### [Given exercise]
Skip the pictures and extract all of the lines exactly as written.

### [Provided data]
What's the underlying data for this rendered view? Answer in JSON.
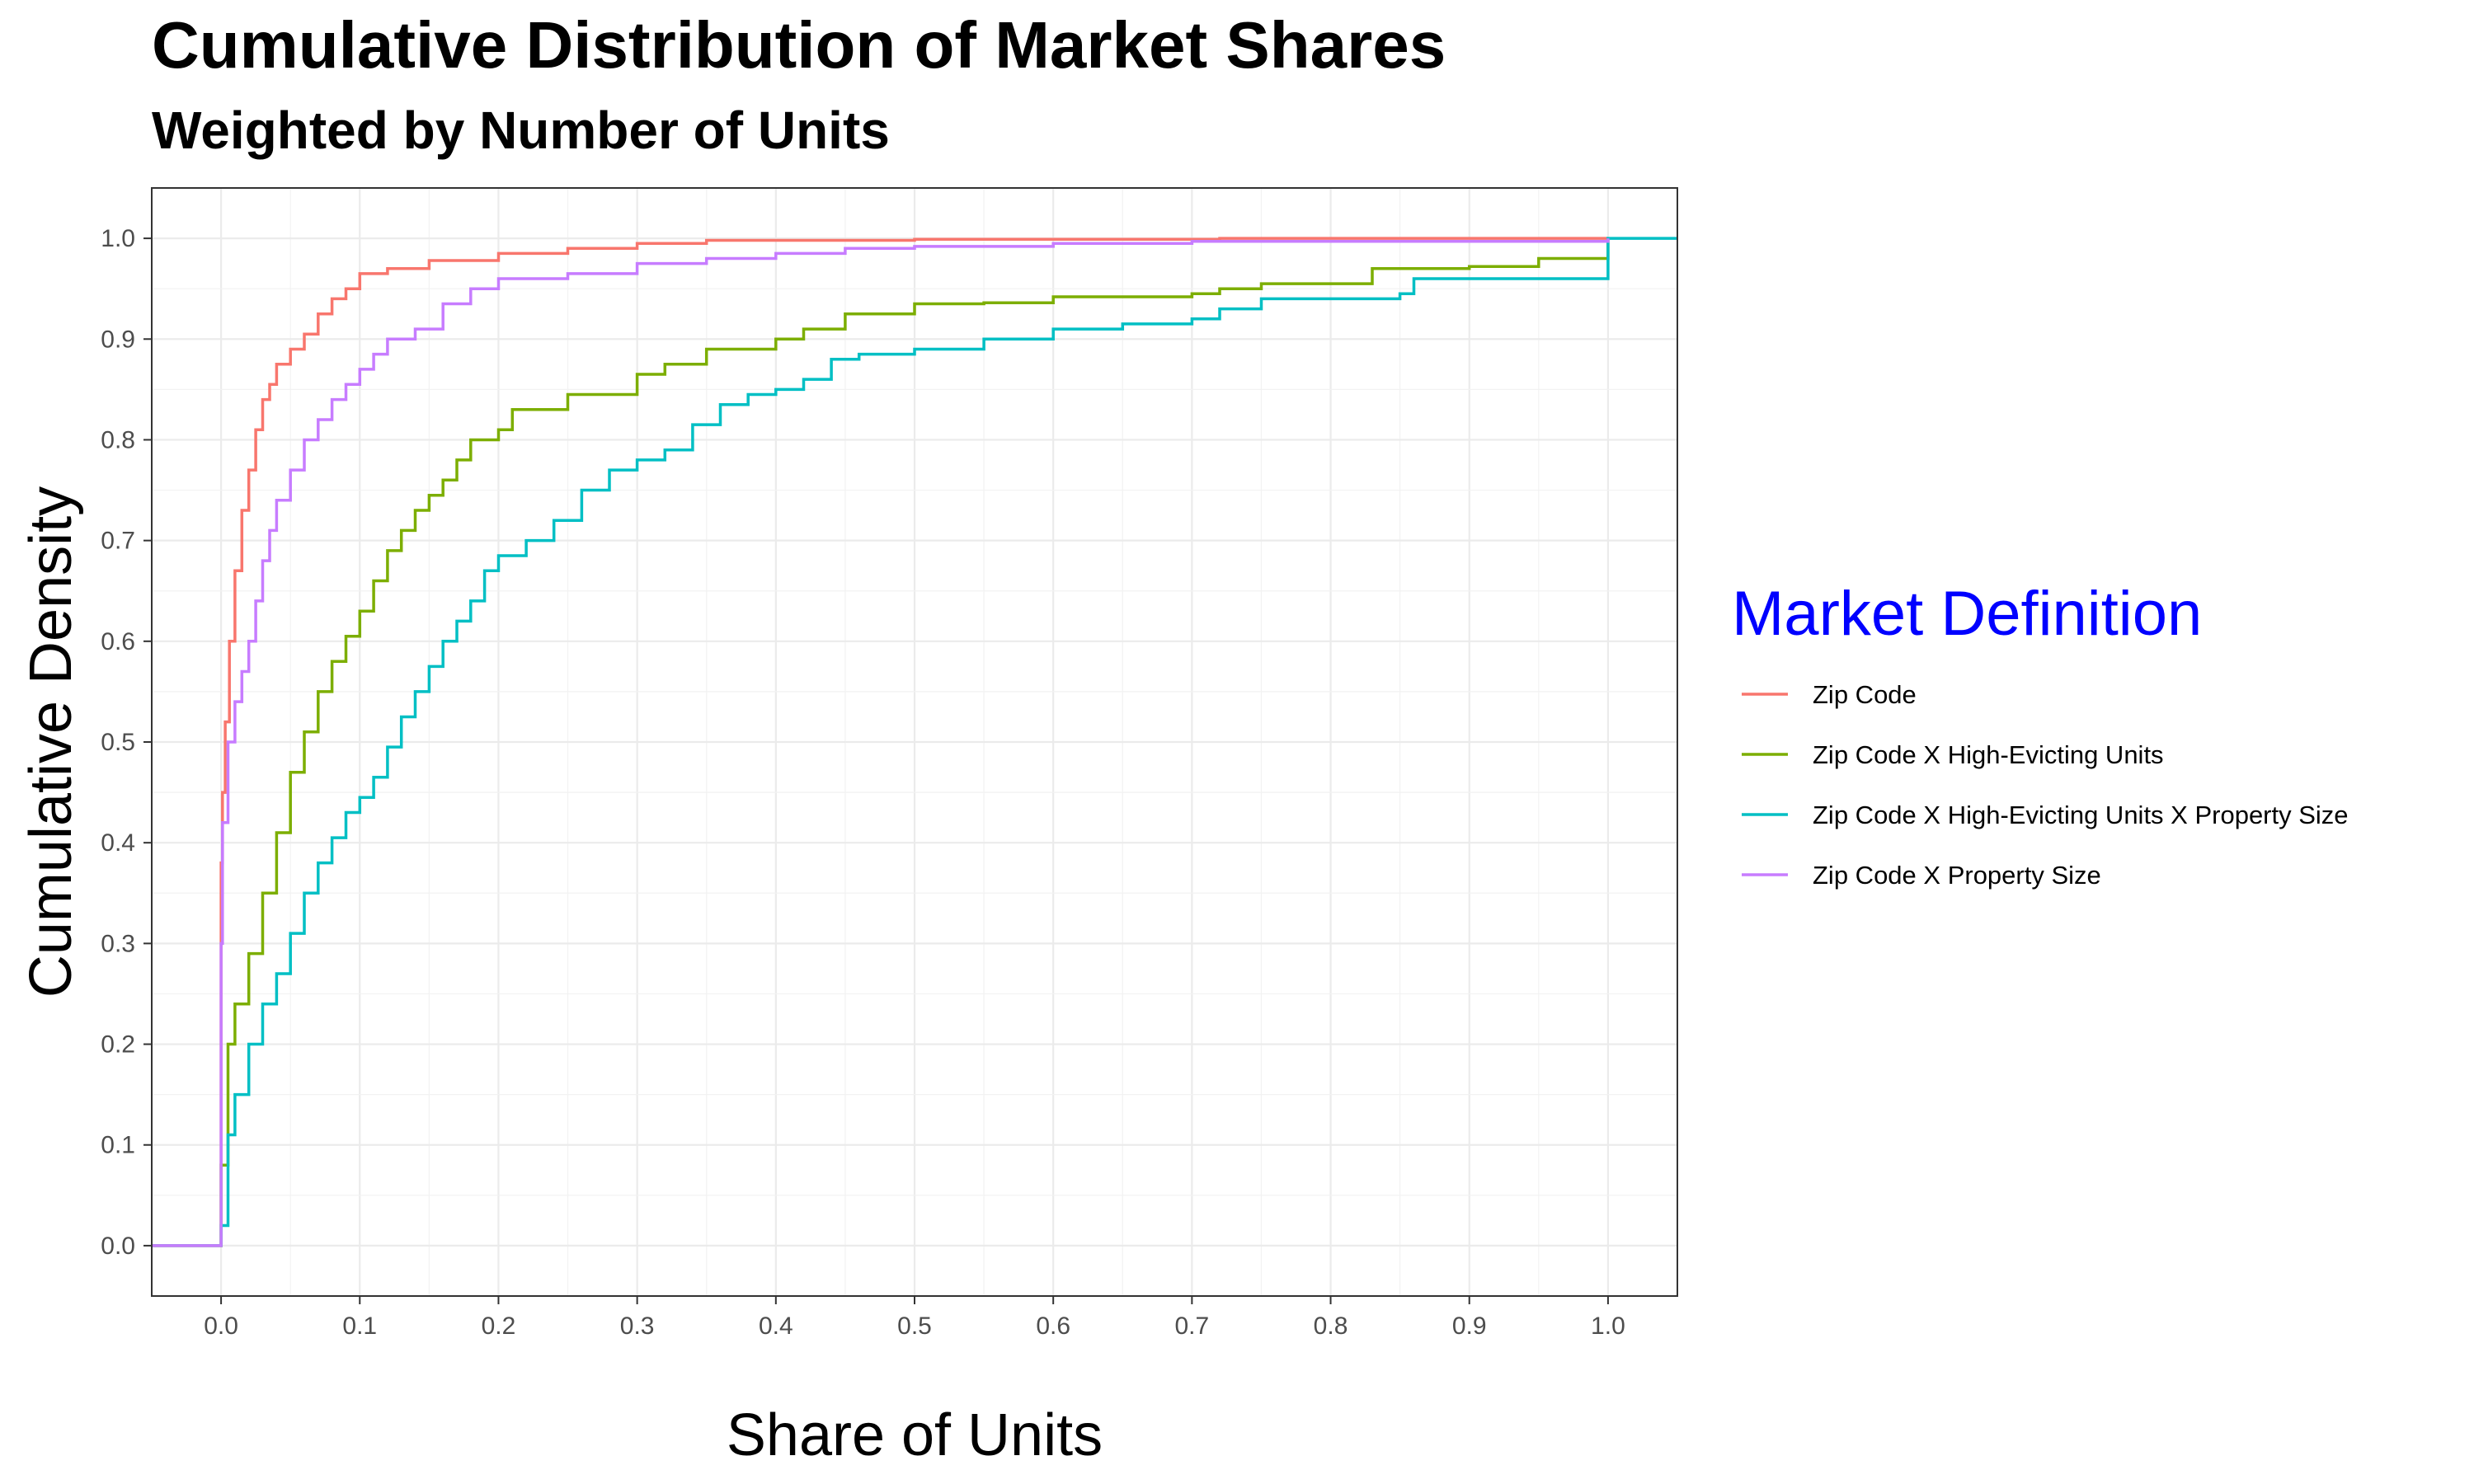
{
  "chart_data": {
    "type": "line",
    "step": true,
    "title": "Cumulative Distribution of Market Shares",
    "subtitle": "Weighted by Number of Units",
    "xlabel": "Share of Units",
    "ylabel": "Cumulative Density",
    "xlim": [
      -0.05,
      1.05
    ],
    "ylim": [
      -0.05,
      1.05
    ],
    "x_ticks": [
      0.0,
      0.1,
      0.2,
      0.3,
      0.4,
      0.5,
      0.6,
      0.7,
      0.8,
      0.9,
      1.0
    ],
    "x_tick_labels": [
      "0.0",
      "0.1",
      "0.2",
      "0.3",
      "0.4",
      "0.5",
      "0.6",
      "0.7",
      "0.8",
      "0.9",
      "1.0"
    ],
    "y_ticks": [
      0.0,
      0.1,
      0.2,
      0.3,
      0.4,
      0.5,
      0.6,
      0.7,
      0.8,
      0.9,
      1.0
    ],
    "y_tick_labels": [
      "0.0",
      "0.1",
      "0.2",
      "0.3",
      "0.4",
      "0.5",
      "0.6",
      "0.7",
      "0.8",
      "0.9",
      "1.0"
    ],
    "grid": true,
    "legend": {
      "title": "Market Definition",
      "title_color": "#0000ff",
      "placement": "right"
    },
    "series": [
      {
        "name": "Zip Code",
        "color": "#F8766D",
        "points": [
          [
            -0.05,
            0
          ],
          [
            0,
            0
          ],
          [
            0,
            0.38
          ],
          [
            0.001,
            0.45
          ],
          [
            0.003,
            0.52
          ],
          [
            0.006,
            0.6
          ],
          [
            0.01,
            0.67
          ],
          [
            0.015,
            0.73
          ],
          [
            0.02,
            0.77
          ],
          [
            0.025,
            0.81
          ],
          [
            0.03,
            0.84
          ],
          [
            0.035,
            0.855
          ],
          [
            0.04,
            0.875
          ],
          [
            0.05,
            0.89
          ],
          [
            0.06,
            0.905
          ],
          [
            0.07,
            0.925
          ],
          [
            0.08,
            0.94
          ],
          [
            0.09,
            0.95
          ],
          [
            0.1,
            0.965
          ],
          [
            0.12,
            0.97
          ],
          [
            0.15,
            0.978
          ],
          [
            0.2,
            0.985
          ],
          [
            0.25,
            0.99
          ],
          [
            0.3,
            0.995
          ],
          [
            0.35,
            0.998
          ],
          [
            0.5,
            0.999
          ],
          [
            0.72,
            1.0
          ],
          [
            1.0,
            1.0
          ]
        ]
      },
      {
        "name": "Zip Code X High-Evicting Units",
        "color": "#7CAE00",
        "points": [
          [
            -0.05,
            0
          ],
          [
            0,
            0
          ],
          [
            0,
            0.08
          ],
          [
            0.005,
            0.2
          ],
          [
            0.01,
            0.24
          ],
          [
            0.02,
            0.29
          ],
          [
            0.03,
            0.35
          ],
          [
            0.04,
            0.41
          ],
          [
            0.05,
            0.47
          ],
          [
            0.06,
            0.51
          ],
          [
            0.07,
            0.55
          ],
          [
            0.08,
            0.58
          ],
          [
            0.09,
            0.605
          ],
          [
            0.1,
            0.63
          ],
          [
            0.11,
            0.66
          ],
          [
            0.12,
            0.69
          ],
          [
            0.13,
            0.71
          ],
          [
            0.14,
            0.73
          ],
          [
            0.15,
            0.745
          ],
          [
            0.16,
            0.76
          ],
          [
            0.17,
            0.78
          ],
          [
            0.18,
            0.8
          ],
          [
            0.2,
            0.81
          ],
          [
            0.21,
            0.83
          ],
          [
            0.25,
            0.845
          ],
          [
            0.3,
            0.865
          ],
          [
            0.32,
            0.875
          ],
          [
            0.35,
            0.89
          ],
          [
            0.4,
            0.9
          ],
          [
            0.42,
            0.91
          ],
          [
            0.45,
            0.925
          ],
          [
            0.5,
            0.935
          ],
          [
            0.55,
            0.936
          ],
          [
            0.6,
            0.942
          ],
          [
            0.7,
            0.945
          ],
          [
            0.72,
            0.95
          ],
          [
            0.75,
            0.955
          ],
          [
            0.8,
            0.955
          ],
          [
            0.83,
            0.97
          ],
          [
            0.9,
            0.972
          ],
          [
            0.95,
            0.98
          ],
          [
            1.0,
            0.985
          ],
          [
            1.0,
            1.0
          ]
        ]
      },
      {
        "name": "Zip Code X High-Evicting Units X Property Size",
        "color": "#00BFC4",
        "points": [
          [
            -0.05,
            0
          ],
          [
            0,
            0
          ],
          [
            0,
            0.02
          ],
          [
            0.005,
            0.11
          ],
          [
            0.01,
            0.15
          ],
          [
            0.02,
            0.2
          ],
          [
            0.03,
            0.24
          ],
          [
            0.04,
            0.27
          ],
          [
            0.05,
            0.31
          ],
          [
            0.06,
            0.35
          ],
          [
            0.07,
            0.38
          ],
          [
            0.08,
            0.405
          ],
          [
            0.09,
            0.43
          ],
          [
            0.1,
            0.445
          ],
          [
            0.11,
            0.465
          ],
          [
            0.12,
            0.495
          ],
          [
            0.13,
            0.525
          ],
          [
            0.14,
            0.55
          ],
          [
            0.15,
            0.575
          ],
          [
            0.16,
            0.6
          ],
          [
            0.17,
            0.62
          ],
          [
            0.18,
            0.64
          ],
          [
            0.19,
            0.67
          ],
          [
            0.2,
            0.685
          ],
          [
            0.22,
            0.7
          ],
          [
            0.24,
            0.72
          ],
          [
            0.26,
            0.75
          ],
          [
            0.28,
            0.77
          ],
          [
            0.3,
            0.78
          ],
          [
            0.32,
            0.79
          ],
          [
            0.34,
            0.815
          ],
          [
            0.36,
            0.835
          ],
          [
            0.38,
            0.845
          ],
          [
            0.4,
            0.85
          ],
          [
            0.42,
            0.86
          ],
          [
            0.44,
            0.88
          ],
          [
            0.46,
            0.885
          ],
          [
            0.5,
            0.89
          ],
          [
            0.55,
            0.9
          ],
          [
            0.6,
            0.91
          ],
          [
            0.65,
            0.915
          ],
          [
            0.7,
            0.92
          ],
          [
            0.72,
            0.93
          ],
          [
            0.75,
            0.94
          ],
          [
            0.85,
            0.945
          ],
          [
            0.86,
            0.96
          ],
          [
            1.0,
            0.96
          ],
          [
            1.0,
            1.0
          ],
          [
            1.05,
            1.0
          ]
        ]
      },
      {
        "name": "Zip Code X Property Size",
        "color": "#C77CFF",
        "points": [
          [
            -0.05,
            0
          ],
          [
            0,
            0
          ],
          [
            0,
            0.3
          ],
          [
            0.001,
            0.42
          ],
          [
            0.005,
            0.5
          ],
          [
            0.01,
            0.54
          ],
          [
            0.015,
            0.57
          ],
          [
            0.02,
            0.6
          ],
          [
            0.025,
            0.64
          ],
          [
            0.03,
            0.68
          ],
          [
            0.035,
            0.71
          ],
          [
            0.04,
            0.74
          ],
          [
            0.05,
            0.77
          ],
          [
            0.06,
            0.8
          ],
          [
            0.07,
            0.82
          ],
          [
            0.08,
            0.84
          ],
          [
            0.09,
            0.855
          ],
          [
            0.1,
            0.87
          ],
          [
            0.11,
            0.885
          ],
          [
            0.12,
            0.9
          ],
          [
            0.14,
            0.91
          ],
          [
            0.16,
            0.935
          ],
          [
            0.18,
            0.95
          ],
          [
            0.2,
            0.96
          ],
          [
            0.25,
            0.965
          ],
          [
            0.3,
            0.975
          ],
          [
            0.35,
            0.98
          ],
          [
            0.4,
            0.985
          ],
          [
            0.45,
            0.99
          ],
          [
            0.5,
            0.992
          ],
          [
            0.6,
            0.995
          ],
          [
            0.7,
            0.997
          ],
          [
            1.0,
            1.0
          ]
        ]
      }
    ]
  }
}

### [Exercise solution]
What's the underlying data for this rendered view? Answer in JSON.
{
  "chart_data": {
    "type": "line",
    "step": true,
    "title": "Cumulative Distribution of Market Shares",
    "subtitle": "Weighted by Number of Units",
    "xlabel": "Share of Units",
    "ylabel": "Cumulative Density",
    "xlim": [
      -0.05,
      1.05
    ],
    "ylim": [
      -0.05,
      1.05
    ],
    "x_ticks": [
      0.0,
      0.1,
      0.2,
      0.3,
      0.4,
      0.5,
      0.6,
      0.7,
      0.8,
      0.9,
      1.0
    ],
    "x_tick_labels": [
      "0.0",
      "0.1",
      "0.2",
      "0.3",
      "0.4",
      "0.5",
      "0.6",
      "0.7",
      "0.8",
      "0.9",
      "1.0"
    ],
    "y_ticks": [
      0.0,
      0.1,
      0.2,
      0.3,
      0.4,
      0.5,
      0.6,
      0.7,
      0.8,
      0.9,
      1.0
    ],
    "y_tick_labels": [
      "0.0",
      "0.1",
      "0.2",
      "0.3",
      "0.4",
      "0.5",
      "0.6",
      "0.7",
      "0.8",
      "0.9",
      "1.0"
    ],
    "grid": true,
    "legend": {
      "title": "Market Definition",
      "title_color": "#0000ff",
      "placement": "right"
    },
    "series": [
      {
        "name": "Zip Code",
        "color": "#F8766D",
        "points": [
          [
            -0.05,
            0
          ],
          [
            0,
            0
          ],
          [
            0,
            0.38
          ],
          [
            0.001,
            0.45
          ],
          [
            0.003,
            0.52
          ],
          [
            0.006,
            0.6
          ],
          [
            0.01,
            0.67
          ],
          [
            0.015,
            0.73
          ],
          [
            0.02,
            0.77
          ],
          [
            0.025,
            0.81
          ],
          [
            0.03,
            0.84
          ],
          [
            0.035,
            0.855
          ],
          [
            0.04,
            0.875
          ],
          [
            0.05,
            0.89
          ],
          [
            0.06,
            0.905
          ],
          [
            0.07,
            0.925
          ],
          [
            0.08,
            0.94
          ],
          [
            0.09,
            0.95
          ],
          [
            0.1,
            0.965
          ],
          [
            0.12,
            0.97
          ],
          [
            0.15,
            0.978
          ],
          [
            0.2,
            0.985
          ],
          [
            0.25,
            0.99
          ],
          [
            0.3,
            0.995
          ],
          [
            0.35,
            0.998
          ],
          [
            0.5,
            0.999
          ],
          [
            0.72,
            1.0
          ],
          [
            1.0,
            1.0
          ]
        ]
      },
      {
        "name": "Zip Code X High-Evicting Units",
        "color": "#7CAE00",
        "points": [
          [
            -0.05,
            0
          ],
          [
            0,
            0
          ],
          [
            0,
            0.08
          ],
          [
            0.005,
            0.2
          ],
          [
            0.01,
            0.24
          ],
          [
            0.02,
            0.29
          ],
          [
            0.03,
            0.35
          ],
          [
            0.04,
            0.41
          ],
          [
            0.05,
            0.47
          ],
          [
            0.06,
            0.51
          ],
          [
            0.07,
            0.55
          ],
          [
            0.08,
            0.58
          ],
          [
            0.09,
            0.605
          ],
          [
            0.1,
            0.63
          ],
          [
            0.11,
            0.66
          ],
          [
            0.12,
            0.69
          ],
          [
            0.13,
            0.71
          ],
          [
            0.14,
            0.73
          ],
          [
            0.15,
            0.745
          ],
          [
            0.16,
            0.76
          ],
          [
            0.17,
            0.78
          ],
          [
            0.18,
            0.8
          ],
          [
            0.2,
            0.81
          ],
          [
            0.21,
            0.83
          ],
          [
            0.25,
            0.845
          ],
          [
            0.3,
            0.865
          ],
          [
            0.32,
            0.875
          ],
          [
            0.35,
            0.89
          ],
          [
            0.4,
            0.9
          ],
          [
            0.42,
            0.91
          ],
          [
            0.45,
            0.925
          ],
          [
            0.5,
            0.935
          ],
          [
            0.55,
            0.936
          ],
          [
            0.6,
            0.942
          ],
          [
            0.7,
            0.945
          ],
          [
            0.72,
            0.95
          ],
          [
            0.75,
            0.955
          ],
          [
            0.8,
            0.955
          ],
          [
            0.83,
            0.97
          ],
          [
            0.9,
            0.972
          ],
          [
            0.95,
            0.98
          ],
          [
            1.0,
            0.985
          ],
          [
            1.0,
            1.0
          ]
        ]
      },
      {
        "name": "Zip Code X High-Evicting Units X Property Size",
        "color": "#00BFC4",
        "points": [
          [
            -0.05,
            0
          ],
          [
            0,
            0
          ],
          [
            0,
            0.02
          ],
          [
            0.005,
            0.11
          ],
          [
            0.01,
            0.15
          ],
          [
            0.02,
            0.2
          ],
          [
            0.03,
            0.24
          ],
          [
            0.04,
            0.27
          ],
          [
            0.05,
            0.31
          ],
          [
            0.06,
            0.35
          ],
          [
            0.07,
            0.38
          ],
          [
            0.08,
            0.405
          ],
          [
            0.09,
            0.43
          ],
          [
            0.1,
            0.445
          ],
          [
            0.11,
            0.465
          ],
          [
            0.12,
            0.495
          ],
          [
            0.13,
            0.525
          ],
          [
            0.14,
            0.55
          ],
          [
            0.15,
            0.575
          ],
          [
            0.16,
            0.6
          ],
          [
            0.17,
            0.62
          ],
          [
            0.18,
            0.64
          ],
          [
            0.19,
            0.67
          ],
          [
            0.2,
            0.685
          ],
          [
            0.22,
            0.7
          ],
          [
            0.24,
            0.72
          ],
          [
            0.26,
            0.75
          ],
          [
            0.28,
            0.77
          ],
          [
            0.3,
            0.78
          ],
          [
            0.32,
            0.79
          ],
          [
            0.34,
            0.815
          ],
          [
            0.36,
            0.835
          ],
          [
            0.38,
            0.845
          ],
          [
            0.4,
            0.85
          ],
          [
            0.42,
            0.86
          ],
          [
            0.44,
            0.88
          ],
          [
            0.46,
            0.885
          ],
          [
            0.5,
            0.89
          ],
          [
            0.55,
            0.9
          ],
          [
            0.6,
            0.91
          ],
          [
            0.65,
            0.915
          ],
          [
            0.7,
            0.92
          ],
          [
            0.72,
            0.93
          ],
          [
            0.75,
            0.94
          ],
          [
            0.85,
            0.945
          ],
          [
            0.86,
            0.96
          ],
          [
            1.0,
            0.96
          ],
          [
            1.0,
            1.0
          ],
          [
            1.05,
            1.0
          ]
        ]
      },
      {
        "name": "Zip Code X Property Size",
        "color": "#C77CFF",
        "points": [
          [
            -0.05,
            0
          ],
          [
            0,
            0
          ],
          [
            0,
            0.3
          ],
          [
            0.001,
            0.42
          ],
          [
            0.005,
            0.5
          ],
          [
            0.01,
            0.54
          ],
          [
            0.015,
            0.57
          ],
          [
            0.02,
            0.6
          ],
          [
            0.025,
            0.64
          ],
          [
            0.03,
            0.68
          ],
          [
            0.035,
            0.71
          ],
          [
            0.04,
            0.74
          ],
          [
            0.05,
            0.77
          ],
          [
            0.06,
            0.8
          ],
          [
            0.07,
            0.82
          ],
          [
            0.08,
            0.84
          ],
          [
            0.09,
            0.855
          ],
          [
            0.1,
            0.87
          ],
          [
            0.11,
            0.885
          ],
          [
            0.12,
            0.9
          ],
          [
            0.14,
            0.91
          ],
          [
            0.16,
            0.935
          ],
          [
            0.18,
            0.95
          ],
          [
            0.2,
            0.96
          ],
          [
            0.25,
            0.965
          ],
          [
            0.3,
            0.975
          ],
          [
            0.35,
            0.98
          ],
          [
            0.4,
            0.985
          ],
          [
            0.45,
            0.99
          ],
          [
            0.5,
            0.992
          ],
          [
            0.6,
            0.995
          ],
          [
            0.7,
            0.997
          ],
          [
            1.0,
            1.0
          ]
        ]
      }
    ]
  }
}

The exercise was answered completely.